WORK ORDER: Transcribe every line of the records verbatim.

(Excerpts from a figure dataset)
==*==

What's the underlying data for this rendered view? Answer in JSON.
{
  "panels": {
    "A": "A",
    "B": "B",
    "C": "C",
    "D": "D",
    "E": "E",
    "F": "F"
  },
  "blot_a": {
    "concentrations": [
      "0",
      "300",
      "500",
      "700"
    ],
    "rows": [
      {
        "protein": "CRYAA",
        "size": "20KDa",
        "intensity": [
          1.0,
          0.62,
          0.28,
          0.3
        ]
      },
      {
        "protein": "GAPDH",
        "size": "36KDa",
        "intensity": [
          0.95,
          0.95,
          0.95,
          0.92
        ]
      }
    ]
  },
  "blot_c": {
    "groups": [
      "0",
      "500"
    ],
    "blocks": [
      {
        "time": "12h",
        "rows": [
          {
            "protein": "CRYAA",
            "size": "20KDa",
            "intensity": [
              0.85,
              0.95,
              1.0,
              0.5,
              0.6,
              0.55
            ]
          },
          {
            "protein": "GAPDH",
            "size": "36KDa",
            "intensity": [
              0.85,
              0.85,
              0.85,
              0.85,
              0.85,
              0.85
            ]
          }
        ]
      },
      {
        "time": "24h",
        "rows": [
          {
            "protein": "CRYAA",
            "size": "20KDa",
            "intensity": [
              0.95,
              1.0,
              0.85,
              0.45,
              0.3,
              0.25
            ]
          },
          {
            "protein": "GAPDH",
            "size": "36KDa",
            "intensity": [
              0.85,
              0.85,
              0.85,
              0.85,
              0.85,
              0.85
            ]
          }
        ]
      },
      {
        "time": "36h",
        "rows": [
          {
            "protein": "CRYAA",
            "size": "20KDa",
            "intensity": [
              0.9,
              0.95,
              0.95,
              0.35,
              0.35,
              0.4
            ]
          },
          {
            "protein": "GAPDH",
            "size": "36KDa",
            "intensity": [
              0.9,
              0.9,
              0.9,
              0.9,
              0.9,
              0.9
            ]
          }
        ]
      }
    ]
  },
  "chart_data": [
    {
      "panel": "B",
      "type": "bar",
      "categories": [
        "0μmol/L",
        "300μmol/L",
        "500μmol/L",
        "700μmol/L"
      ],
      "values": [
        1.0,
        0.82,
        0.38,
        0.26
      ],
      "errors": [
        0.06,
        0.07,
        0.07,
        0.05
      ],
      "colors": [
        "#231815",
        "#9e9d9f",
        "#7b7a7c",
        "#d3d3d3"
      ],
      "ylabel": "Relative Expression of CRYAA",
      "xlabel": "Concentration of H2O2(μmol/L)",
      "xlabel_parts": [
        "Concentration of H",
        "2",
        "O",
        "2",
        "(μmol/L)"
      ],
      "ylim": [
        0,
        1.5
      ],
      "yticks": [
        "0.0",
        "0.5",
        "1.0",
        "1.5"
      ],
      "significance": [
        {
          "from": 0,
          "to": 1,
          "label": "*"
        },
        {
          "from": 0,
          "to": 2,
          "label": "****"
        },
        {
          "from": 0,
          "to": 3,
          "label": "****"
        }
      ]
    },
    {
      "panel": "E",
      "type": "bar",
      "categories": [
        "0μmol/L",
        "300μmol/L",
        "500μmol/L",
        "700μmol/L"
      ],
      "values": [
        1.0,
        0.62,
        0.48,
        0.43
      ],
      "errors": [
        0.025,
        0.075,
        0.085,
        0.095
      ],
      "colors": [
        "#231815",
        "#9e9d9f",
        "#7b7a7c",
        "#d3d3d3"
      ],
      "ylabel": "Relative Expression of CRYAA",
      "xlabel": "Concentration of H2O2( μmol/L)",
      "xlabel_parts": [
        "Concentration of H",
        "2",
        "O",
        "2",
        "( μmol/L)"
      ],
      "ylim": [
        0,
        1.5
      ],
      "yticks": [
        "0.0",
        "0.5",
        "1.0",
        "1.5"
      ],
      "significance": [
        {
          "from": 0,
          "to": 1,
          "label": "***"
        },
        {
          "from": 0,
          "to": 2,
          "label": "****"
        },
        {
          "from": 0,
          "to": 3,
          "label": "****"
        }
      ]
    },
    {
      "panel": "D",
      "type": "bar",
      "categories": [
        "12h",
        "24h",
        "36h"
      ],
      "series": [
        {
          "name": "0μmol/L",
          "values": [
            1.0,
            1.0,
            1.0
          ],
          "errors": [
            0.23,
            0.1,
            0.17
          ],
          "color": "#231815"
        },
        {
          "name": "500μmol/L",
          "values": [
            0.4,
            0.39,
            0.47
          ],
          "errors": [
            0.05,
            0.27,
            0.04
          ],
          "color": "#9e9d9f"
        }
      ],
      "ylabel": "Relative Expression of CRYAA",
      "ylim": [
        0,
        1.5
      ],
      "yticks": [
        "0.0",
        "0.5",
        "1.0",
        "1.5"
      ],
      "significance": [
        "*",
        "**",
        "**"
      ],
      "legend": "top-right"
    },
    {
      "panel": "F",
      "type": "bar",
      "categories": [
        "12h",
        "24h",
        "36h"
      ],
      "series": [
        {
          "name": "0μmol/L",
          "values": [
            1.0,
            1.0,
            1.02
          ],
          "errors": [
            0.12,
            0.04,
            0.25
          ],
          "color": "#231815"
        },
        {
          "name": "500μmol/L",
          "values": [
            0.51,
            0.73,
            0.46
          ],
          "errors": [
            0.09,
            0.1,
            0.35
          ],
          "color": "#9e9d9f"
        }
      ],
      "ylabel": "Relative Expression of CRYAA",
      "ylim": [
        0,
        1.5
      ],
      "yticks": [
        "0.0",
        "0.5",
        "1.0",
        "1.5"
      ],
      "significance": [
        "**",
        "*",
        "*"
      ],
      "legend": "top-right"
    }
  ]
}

==*==

SOLUTION FOR THIS PROBLEM:
What's the underlying data for this rendered view? Answer in JSON.
{
  "panels": {
    "A": "A",
    "B": "B",
    "C": "C",
    "D": "D",
    "E": "E",
    "F": "F"
  },
  "blot_a": {
    "concentrations": [
      "0",
      "300",
      "500",
      "700"
    ],
    "rows": [
      {
        "protein": "CRYAA",
        "size": "20KDa",
        "intensity": [
          1.0,
          0.62,
          0.28,
          0.3
        ]
      },
      {
        "protein": "GAPDH",
        "size": "36KDa",
        "intensity": [
          0.95,
          0.95,
          0.95,
          0.92
        ]
      }
    ]
  },
  "blot_c": {
    "groups": [
      "0",
      "500"
    ],
    "blocks": [
      {
        "time": "12h",
        "rows": [
          {
            "protein": "CRYAA",
            "size": "20KDa",
            "intensity": [
              0.85,
              0.95,
              1.0,
              0.5,
              0.6,
              0.55
            ]
          },
          {
            "protein": "GAPDH",
            "size": "36KDa",
            "intensity": [
              0.85,
              0.85,
              0.85,
              0.85,
              0.85,
              0.85
            ]
          }
        ]
      },
      {
        "time": "24h",
        "rows": [
          {
            "protein": "CRYAA",
            "size": "20KDa",
            "intensity": [
              0.95,
              1.0,
              0.85,
              0.45,
              0.3,
              0.25
            ]
          },
          {
            "protein": "GAPDH",
            "size": "36KDa",
            "intensity": [
              0.85,
              0.85,
              0.85,
              0.85,
              0.85,
              0.85
            ]
          }
        ]
      },
      {
        "time": "36h",
        "rows": [
          {
            "protein": "CRYAA",
            "size": "20KDa",
            "intensity": [
              0.9,
              0.95,
              0.95,
              0.35,
              0.35,
              0.4
            ]
          },
          {
            "protein": "GAPDH",
            "size": "36KDa",
            "intensity": [
              0.9,
              0.9,
              0.9,
              0.9,
              0.9,
              0.9
            ]
          }
        ]
      }
    ]
  },
  "chart_data": [
    {
      "panel": "B",
      "type": "bar",
      "categories": [
        "0μmol/L",
        "300μmol/L",
        "500μmol/L",
        "700μmol/L"
      ],
      "values": [
        1.0,
        0.82,
        0.38,
        0.26
      ],
      "errors": [
        0.06,
        0.07,
        0.07,
        0.05
      ],
      "colors": [
        "#231815",
        "#9e9d9f",
        "#7b7a7c",
        "#d3d3d3"
      ],
      "ylabel": "Relative Expression of CRYAA",
      "xlabel": "Concentration of H2O2(μmol/L)",
      "xlabel_parts": [
        "Concentration of H",
        "2",
        "O",
        "2",
        "(μmol/L)"
      ],
      "ylim": [
        0,
        1.5
      ],
      "yticks": [
        "0.0",
        "0.5",
        "1.0",
        "1.5"
      ],
      "significance": [
        {
          "from": 0,
          "to": 1,
          "label": "*"
        },
        {
          "from": 0,
          "to": 2,
          "label": "****"
        },
        {
          "from": 0,
          "to": 3,
          "label": "****"
        }
      ]
    },
    {
      "panel": "E",
      "type": "bar",
      "categories": [
        "0μmol/L",
        "300μmol/L",
        "500μmol/L",
        "700μmol/L"
      ],
      "values": [
        1.0,
        0.62,
        0.48,
        0.43
      ],
      "errors": [
        0.025,
        0.075,
        0.085,
        0.095
      ],
      "colors": [
        "#231815",
        "#9e9d9f",
        "#7b7a7c",
        "#d3d3d3"
      ],
      "ylabel": "Relative Expression of CRYAA",
      "xlabel": "Concentration of H2O2( μmol/L)",
      "xlabel_parts": [
        "Concentration of H",
        "2",
        "O",
        "2",
        "( μmol/L)"
      ],
      "ylim": [
        0,
        1.5
      ],
      "yticks": [
        "0.0",
        "0.5",
        "1.0",
        "1.5"
      ],
      "significance": [
        {
          "from": 0,
          "to": 1,
          "label": "***"
        },
        {
          "from": 0,
          "to": 2,
          "label": "****"
        },
        {
          "from": 0,
          "to": 3,
          "label": "****"
        }
      ]
    },
    {
      "panel": "D",
      "type": "bar",
      "categories": [
        "12h",
        "24h",
        "36h"
      ],
      "series": [
        {
          "name": "0μmol/L",
          "values": [
            1.0,
            1.0,
            1.0
          ],
          "errors": [
            0.23,
            0.1,
            0.17
          ],
          "color": "#231815"
        },
        {
          "name": "500μmol/L",
          "values": [
            0.4,
            0.39,
            0.47
          ],
          "errors": [
            0.05,
            0.27,
            0.04
          ],
          "color": "#9e9d9f"
        }
      ],
      "ylabel": "Relative Expression of CRYAA",
      "ylim": [
        0,
        1.5
      ],
      "yticks": [
        "0.0",
        "0.5",
        "1.0",
        "1.5"
      ],
      "significance": [
        "*",
        "**",
        "**"
      ],
      "legend": "top-right"
    },
    {
      "panel": "F",
      "type": "bar",
      "categories": [
        "12h",
        "24h",
        "36h"
      ],
      "series": [
        {
          "name": "0μmol/L",
          "values": [
            1.0,
            1.0,
            1.02
          ],
          "errors": [
            0.12,
            0.04,
            0.25
          ],
          "color": "#231815"
        },
        {
          "name": "500μmol/L",
          "values": [
            0.51,
            0.73,
            0.46
          ],
          "errors": [
            0.09,
            0.1,
            0.35
          ],
          "color": "#9e9d9f"
        }
      ],
      "ylabel": "Relative Expression of CRYAA",
      "ylim": [
        0,
        1.5
      ],
      "yticks": [
        "0.0",
        "0.5",
        "1.0",
        "1.5"
      ],
      "significance": [
        "**",
        "*",
        "*"
      ],
      "legend": "top-right"
    }
  ]
}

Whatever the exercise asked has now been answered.